>> BEGIN

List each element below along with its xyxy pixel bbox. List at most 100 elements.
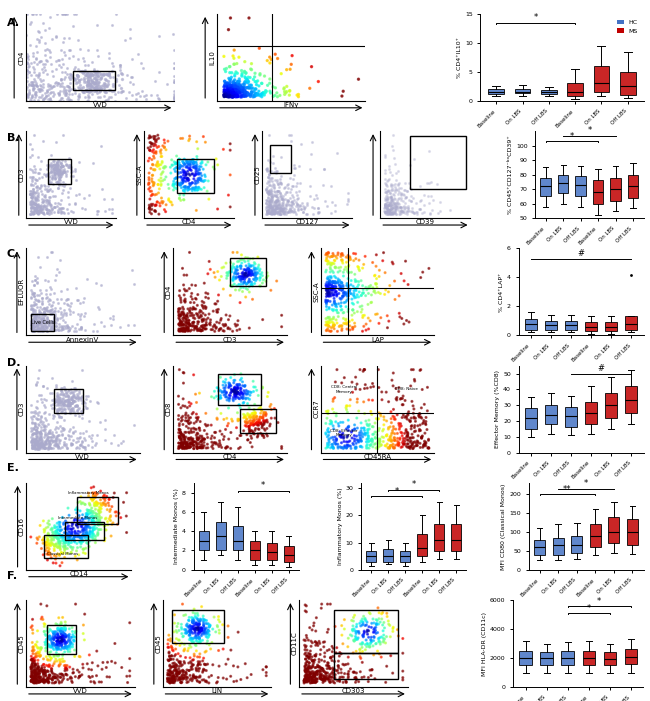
Point xyxy=(409,154,419,165)
Point xyxy=(296,138,307,149)
Point xyxy=(197,156,207,167)
Point xyxy=(55,672,66,683)
Point xyxy=(83,390,93,402)
Point xyxy=(57,203,67,214)
Point xyxy=(57,406,67,417)
Point xyxy=(38,322,49,333)
Point xyxy=(224,90,235,102)
Point xyxy=(38,439,49,450)
Point xyxy=(230,390,240,402)
Point xyxy=(250,88,261,99)
Point xyxy=(385,442,395,454)
Point xyxy=(64,44,75,55)
Point xyxy=(332,433,342,444)
Point xyxy=(81,520,92,531)
Point xyxy=(84,82,94,93)
Point xyxy=(34,304,44,315)
Point xyxy=(268,203,278,215)
Point xyxy=(206,419,216,430)
Point xyxy=(400,191,411,203)
Point xyxy=(75,533,86,544)
Point xyxy=(432,178,443,189)
Point xyxy=(51,163,61,174)
Point xyxy=(67,439,77,450)
Point xyxy=(51,557,61,569)
Point xyxy=(427,204,437,215)
Point xyxy=(287,197,297,208)
Point xyxy=(57,425,68,436)
Point xyxy=(240,269,250,280)
Point xyxy=(328,666,338,677)
Point xyxy=(224,86,234,97)
Point xyxy=(244,427,255,438)
Point xyxy=(78,68,88,79)
Point xyxy=(384,163,395,175)
Point xyxy=(380,200,390,211)
Point xyxy=(231,386,242,397)
Point xyxy=(337,659,348,670)
Point xyxy=(253,88,263,100)
Point xyxy=(30,177,40,189)
Point xyxy=(59,638,70,649)
Point xyxy=(144,144,155,156)
Point xyxy=(285,64,295,75)
Y-axis label: % CD4⁺IL10⁺: % CD4⁺IL10⁺ xyxy=(458,37,462,78)
Point xyxy=(46,625,56,636)
Point xyxy=(390,193,400,205)
Point xyxy=(385,200,395,212)
Point xyxy=(65,423,75,435)
Point xyxy=(266,172,277,183)
Point xyxy=(196,442,207,454)
Point xyxy=(60,158,71,170)
Point xyxy=(334,283,345,294)
Point xyxy=(350,610,360,621)
Point xyxy=(350,321,360,332)
Point xyxy=(58,180,69,191)
Point xyxy=(174,672,185,683)
Point xyxy=(337,285,347,296)
Point xyxy=(148,164,159,175)
Point xyxy=(29,322,39,333)
Point xyxy=(32,190,43,201)
Point xyxy=(31,639,41,651)
Point xyxy=(342,318,352,329)
Point xyxy=(346,279,356,290)
Point xyxy=(99,498,109,509)
Point xyxy=(408,437,419,448)
Point xyxy=(225,393,235,404)
Point xyxy=(42,163,53,175)
Point xyxy=(265,187,276,198)
Point xyxy=(324,662,334,674)
Point xyxy=(64,430,74,442)
Point xyxy=(343,261,354,272)
Point xyxy=(363,288,374,299)
Point xyxy=(46,305,56,316)
Point xyxy=(321,673,332,684)
Point xyxy=(34,325,45,336)
Point xyxy=(408,400,419,411)
Point xyxy=(147,146,157,157)
Point xyxy=(237,91,247,102)
Point xyxy=(47,631,58,642)
Point xyxy=(324,271,335,283)
Point xyxy=(37,397,47,408)
Point xyxy=(238,278,248,290)
Point xyxy=(83,86,94,97)
Point xyxy=(39,199,49,210)
Point xyxy=(177,676,187,688)
Point xyxy=(28,208,38,219)
Point xyxy=(175,189,185,200)
Point xyxy=(264,201,274,212)
Point xyxy=(55,626,66,637)
Point xyxy=(330,276,341,287)
Point xyxy=(409,411,419,423)
Point xyxy=(25,531,36,543)
Point xyxy=(45,87,55,98)
Point xyxy=(381,194,391,205)
Point xyxy=(48,172,58,183)
Point xyxy=(408,364,419,375)
Point xyxy=(192,619,203,630)
Point xyxy=(337,442,347,453)
Point xyxy=(183,676,194,688)
Point xyxy=(41,170,51,182)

>> END

- SHORT TASK -
Turn every line of the records above into a JSON list of strings, one string per line, omitting blank lines and the pictures.

- SOLUTION -
[
  "List each element below along with its xyxy pixel bbox. List at most 100 elements.",
  "Point xyxy=(409,154,419,165)",
  "Point xyxy=(296,138,307,149)",
  "Point xyxy=(197,156,207,167)",
  "Point xyxy=(55,672,66,683)",
  "Point xyxy=(83,390,93,402)",
  "Point xyxy=(57,203,67,214)",
  "Point xyxy=(57,406,67,417)",
  "Point xyxy=(38,322,49,333)",
  "Point xyxy=(224,90,235,102)",
  "Point xyxy=(38,439,49,450)",
  "Point xyxy=(230,390,240,402)",
  "Point xyxy=(250,88,261,99)",
  "Point xyxy=(385,442,395,454)",
  "Point xyxy=(64,44,75,55)",
  "Point xyxy=(332,433,342,444)",
  "Point xyxy=(81,520,92,531)",
  "Point xyxy=(84,82,94,93)",
  "Point xyxy=(34,304,44,315)",
  "Point xyxy=(268,203,278,215)",
  "Point xyxy=(206,419,216,430)",
  "Point xyxy=(400,191,411,203)",
  "Point xyxy=(75,533,86,544)",
  "Point xyxy=(432,178,443,189)",
  "Point xyxy=(51,163,61,174)",
  "Point xyxy=(67,439,77,450)",
  "Point xyxy=(51,557,61,569)",
  "Point xyxy=(427,204,437,215)",
  "Point xyxy=(287,197,297,208)",
  "Point xyxy=(57,425,68,436)",
  "Point xyxy=(240,269,250,280)",
  "Point xyxy=(328,666,338,677)",
  "Point xyxy=(224,86,234,97)",
  "Point xyxy=(244,427,255,438)",
  "Point xyxy=(78,68,88,79)",
  "Point xyxy=(384,163,395,175)",
  "Point xyxy=(380,200,390,211)",
  "Point xyxy=(231,386,242,397)",
  "Point xyxy=(337,659,348,670)",
  "Point xyxy=(253,88,263,100)",
  "Point xyxy=(30,177,40,189)",
  "Point xyxy=(59,638,70,649)",
  "Point xyxy=(144,144,155,156)",
  "Point xyxy=(285,64,295,75)",
  "Y-axis label: % CD4⁺IL10⁺: % CD4⁺IL10⁺ xyxy=(458,37,462,78)",
  "Point xyxy=(46,625,56,636)",
  "Point xyxy=(390,193,400,205)",
  "Point xyxy=(385,200,395,212)",
  "Point xyxy=(65,423,75,435)",
  "Point xyxy=(266,172,277,183)",
  "Point xyxy=(196,442,207,454)",
  "Point xyxy=(60,158,71,170)",
  "Point xyxy=(334,283,345,294)",
  "Point xyxy=(350,610,360,621)",
  "Point xyxy=(350,321,360,332)",
  "Point xyxy=(58,180,69,191)",
  "Point xyxy=(174,672,185,683)",
  "Point xyxy=(337,285,347,296)",
  "Point xyxy=(148,164,159,175)",
  "Point xyxy=(29,322,39,333)",
  "Point xyxy=(32,190,43,201)",
  "Point xyxy=(31,639,41,651)",
  "Point xyxy=(342,318,352,329)",
  "Point xyxy=(346,279,356,290)",
  "Point xyxy=(99,498,109,509)",
  "Point xyxy=(408,437,419,448)",
  "Point xyxy=(225,393,235,404)",
  "Point xyxy=(42,163,53,175)",
  "Point xyxy=(265,187,276,198)",
  "Point xyxy=(324,662,334,674)",
  "Point xyxy=(64,430,74,442)",
  "Point xyxy=(343,261,354,272)",
  "Point xyxy=(363,288,374,299)",
  "Point xyxy=(46,305,56,316)",
  "Point xyxy=(321,673,332,684)",
  "Point xyxy=(34,325,45,336)",
  "Point xyxy=(408,400,419,411)",
  "Point xyxy=(147,146,157,157)",
  "Point xyxy=(237,91,247,102)",
  "Point xyxy=(47,631,58,642)",
  "Point xyxy=(324,271,335,283)",
  "Point xyxy=(37,397,47,408)",
  "Point xyxy=(238,278,248,290)",
  "Point xyxy=(83,86,94,97)",
  "Point xyxy=(39,199,49,210)",
  "Point xyxy=(177,676,187,688)",
  "Point xyxy=(28,208,38,219)",
  "Point xyxy=(175,189,185,200)",
  "Point xyxy=(264,201,274,212)",
  "Point xyxy=(55,626,66,637)",
  "Point xyxy=(330,276,341,287)",
  "Point xyxy=(409,411,419,423)",
  "Point xyxy=(25,531,36,543)",
  "Point xyxy=(45,87,55,98)",
  "Point xyxy=(381,194,391,205)",
  "Point xyxy=(48,172,58,183)",
  "Point xyxy=(408,364,419,375)",
  "Point xyxy=(192,619,203,630)",
  "Point xyxy=(337,442,347,453)",
  "Point xyxy=(183,676,194,688)",
  "Point xyxy=(41,170,51,182)"
]